* Challenge
Where the data below has the string "现货黄金", return the whole line.
────────────────────────────────────────
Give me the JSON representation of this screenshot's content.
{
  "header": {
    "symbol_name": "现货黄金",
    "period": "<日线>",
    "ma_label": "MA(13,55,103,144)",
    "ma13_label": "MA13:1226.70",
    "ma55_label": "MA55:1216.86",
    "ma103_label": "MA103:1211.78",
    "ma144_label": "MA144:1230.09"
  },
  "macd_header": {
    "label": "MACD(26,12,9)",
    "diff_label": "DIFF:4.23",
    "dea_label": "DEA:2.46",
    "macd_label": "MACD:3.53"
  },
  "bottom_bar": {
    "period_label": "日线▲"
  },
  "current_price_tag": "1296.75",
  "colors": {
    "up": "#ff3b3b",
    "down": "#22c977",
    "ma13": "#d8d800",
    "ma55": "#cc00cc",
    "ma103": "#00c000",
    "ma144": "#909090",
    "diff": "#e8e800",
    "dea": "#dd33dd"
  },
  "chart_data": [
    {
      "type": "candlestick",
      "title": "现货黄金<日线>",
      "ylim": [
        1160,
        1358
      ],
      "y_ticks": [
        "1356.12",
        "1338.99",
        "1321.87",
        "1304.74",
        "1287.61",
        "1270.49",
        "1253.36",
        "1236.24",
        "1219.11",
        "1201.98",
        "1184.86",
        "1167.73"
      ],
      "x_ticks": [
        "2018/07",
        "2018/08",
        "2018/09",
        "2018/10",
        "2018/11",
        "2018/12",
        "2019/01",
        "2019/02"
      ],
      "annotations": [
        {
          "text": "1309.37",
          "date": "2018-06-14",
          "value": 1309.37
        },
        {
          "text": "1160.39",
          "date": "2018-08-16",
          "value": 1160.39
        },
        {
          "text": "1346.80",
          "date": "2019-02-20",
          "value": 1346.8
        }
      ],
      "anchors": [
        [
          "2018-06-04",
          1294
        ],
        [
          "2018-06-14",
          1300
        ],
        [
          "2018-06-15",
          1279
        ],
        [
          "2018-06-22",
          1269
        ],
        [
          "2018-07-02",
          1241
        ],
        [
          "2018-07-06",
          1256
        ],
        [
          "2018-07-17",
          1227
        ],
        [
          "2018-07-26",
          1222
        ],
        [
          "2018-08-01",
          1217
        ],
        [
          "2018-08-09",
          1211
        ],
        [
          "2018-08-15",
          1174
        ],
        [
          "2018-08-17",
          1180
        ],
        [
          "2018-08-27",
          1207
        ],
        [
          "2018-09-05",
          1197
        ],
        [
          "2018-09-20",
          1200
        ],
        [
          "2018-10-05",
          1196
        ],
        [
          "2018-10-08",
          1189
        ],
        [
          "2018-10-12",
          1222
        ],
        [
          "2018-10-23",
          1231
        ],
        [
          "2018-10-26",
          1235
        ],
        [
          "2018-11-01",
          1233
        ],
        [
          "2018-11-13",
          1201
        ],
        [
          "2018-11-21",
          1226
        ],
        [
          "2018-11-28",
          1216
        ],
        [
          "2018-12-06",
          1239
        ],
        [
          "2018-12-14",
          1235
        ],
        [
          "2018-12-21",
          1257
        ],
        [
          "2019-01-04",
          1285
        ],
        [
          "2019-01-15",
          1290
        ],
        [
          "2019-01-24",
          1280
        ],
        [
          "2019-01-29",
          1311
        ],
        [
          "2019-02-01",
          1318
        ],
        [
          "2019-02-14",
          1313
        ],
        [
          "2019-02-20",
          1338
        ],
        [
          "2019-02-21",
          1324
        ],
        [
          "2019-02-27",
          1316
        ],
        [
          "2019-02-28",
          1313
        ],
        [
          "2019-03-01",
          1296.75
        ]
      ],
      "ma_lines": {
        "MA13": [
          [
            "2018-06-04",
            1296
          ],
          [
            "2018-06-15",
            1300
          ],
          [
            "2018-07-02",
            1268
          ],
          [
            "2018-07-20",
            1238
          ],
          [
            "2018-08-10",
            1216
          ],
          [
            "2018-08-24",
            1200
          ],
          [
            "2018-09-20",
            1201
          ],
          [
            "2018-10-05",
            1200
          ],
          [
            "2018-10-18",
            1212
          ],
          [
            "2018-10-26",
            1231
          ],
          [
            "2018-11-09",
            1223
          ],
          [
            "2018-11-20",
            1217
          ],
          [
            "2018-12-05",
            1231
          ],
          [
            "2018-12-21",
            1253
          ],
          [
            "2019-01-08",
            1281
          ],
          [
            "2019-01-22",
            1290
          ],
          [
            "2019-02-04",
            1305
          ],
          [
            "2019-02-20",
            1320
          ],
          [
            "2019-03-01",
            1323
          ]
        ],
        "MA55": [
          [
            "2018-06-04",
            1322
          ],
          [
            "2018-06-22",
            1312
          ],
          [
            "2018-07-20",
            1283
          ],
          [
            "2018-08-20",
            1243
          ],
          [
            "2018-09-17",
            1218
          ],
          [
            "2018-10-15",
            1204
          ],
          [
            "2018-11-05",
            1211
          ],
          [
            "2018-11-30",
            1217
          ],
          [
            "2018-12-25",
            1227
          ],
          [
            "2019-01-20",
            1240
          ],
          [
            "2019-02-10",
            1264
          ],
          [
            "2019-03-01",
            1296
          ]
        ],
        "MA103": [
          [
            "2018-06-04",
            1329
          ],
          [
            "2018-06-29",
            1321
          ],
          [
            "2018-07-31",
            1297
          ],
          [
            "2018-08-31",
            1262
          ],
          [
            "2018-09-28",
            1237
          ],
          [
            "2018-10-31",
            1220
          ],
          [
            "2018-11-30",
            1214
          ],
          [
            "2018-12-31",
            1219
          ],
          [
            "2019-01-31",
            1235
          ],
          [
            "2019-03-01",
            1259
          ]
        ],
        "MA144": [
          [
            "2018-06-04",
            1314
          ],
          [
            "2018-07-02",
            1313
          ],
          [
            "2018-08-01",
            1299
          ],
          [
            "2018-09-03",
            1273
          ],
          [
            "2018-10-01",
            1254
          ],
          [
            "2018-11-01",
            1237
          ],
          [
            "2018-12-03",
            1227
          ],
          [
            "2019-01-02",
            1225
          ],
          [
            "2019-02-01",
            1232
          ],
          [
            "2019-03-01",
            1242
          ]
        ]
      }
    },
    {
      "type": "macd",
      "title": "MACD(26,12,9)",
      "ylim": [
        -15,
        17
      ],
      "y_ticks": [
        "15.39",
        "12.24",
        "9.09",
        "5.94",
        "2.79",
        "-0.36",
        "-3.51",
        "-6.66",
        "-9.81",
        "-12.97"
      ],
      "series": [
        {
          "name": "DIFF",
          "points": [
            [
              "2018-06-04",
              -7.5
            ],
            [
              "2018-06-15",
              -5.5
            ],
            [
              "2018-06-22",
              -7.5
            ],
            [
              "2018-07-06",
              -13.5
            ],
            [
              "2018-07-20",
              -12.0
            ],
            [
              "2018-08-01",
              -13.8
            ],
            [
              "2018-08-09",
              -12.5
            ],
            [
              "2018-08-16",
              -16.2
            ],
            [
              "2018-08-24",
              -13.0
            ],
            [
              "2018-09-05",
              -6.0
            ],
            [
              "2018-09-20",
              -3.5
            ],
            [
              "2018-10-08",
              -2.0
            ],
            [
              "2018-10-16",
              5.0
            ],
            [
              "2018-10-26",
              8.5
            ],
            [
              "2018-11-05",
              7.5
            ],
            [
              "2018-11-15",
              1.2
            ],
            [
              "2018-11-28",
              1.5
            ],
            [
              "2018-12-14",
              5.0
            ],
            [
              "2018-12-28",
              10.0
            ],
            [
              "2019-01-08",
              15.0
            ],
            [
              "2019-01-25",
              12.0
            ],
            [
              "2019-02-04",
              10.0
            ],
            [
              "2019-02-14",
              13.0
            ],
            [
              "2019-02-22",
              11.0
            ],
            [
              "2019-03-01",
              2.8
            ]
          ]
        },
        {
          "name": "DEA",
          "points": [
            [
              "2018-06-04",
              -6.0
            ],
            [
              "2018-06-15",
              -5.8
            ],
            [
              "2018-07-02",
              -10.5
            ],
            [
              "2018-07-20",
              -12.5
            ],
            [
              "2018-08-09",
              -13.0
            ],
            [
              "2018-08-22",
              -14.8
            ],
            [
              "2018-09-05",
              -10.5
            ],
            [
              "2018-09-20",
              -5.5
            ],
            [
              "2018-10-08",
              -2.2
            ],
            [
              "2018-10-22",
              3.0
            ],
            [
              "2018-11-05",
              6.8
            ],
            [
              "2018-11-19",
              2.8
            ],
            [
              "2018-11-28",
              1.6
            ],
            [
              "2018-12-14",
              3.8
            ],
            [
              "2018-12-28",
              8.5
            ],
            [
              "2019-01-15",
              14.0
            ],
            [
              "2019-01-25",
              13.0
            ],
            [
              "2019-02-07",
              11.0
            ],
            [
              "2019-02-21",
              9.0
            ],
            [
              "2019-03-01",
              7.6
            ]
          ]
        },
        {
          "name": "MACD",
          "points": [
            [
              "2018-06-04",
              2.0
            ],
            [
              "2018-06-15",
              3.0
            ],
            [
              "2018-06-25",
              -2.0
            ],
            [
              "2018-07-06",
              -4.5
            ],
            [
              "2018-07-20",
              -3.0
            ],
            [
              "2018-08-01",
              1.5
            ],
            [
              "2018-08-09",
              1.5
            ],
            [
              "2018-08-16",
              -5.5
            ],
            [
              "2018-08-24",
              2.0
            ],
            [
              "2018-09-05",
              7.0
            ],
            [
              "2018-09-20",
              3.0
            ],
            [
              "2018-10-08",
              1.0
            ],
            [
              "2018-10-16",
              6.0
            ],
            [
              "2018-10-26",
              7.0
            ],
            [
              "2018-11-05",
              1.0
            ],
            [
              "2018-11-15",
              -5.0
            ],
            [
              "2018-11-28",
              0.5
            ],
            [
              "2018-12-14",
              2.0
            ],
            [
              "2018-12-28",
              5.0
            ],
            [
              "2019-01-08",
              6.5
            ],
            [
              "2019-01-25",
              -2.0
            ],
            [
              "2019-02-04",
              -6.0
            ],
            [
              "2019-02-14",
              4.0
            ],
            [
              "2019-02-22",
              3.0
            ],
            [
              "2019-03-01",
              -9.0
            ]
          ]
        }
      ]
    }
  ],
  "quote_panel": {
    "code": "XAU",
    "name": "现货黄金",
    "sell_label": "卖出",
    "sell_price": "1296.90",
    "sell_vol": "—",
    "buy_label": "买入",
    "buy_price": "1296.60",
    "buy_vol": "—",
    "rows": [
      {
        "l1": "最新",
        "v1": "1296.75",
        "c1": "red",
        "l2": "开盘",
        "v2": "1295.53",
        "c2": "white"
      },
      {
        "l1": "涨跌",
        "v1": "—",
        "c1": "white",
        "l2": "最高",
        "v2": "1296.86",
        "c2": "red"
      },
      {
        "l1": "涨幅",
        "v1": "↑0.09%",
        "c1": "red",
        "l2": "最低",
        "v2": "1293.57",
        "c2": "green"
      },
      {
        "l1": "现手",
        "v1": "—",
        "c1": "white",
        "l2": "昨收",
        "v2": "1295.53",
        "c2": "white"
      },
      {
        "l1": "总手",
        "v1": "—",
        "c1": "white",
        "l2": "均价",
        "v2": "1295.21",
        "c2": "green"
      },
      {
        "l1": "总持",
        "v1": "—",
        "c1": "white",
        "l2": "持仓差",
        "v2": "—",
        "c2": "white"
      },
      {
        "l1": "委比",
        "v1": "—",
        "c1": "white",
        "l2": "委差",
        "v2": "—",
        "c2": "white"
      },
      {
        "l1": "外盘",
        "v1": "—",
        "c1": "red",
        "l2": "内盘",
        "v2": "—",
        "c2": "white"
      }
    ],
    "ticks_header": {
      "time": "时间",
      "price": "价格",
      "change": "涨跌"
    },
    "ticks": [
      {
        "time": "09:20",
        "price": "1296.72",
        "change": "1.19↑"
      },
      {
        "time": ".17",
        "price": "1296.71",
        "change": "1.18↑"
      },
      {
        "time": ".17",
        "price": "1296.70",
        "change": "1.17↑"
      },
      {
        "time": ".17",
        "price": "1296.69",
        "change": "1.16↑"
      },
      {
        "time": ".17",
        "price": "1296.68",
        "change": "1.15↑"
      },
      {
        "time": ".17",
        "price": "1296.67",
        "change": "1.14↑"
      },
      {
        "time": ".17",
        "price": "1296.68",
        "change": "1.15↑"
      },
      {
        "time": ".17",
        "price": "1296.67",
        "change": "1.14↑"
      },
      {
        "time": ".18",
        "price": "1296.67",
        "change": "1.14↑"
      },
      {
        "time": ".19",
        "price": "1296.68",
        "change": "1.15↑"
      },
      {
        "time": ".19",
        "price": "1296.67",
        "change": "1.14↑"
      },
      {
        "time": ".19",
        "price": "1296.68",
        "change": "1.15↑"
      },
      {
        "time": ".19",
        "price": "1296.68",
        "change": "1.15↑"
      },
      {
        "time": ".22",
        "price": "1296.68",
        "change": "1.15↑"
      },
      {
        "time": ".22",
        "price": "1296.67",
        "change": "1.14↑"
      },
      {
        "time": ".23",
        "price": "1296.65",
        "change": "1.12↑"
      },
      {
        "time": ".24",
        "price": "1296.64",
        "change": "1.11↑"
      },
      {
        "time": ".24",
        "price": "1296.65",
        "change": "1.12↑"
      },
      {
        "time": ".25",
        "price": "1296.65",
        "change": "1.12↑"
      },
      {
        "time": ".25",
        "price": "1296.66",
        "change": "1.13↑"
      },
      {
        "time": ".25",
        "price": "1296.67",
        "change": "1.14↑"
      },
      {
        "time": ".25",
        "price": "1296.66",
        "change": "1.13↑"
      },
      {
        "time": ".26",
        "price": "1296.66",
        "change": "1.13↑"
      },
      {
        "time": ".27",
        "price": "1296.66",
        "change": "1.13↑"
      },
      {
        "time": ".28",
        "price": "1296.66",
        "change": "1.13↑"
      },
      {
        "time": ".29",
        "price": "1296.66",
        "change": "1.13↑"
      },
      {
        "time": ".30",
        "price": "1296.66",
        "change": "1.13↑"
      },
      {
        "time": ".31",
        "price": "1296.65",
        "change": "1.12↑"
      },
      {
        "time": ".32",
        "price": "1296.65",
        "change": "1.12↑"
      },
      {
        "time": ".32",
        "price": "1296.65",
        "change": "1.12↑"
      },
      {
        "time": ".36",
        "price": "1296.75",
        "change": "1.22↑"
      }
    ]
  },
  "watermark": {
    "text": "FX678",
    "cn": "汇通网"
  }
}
────────────────────────────────────────
* Response below
    "symbol_name": "现货黄金",
      "title": "现货黄金<日线>",
    "name": "现货黄金",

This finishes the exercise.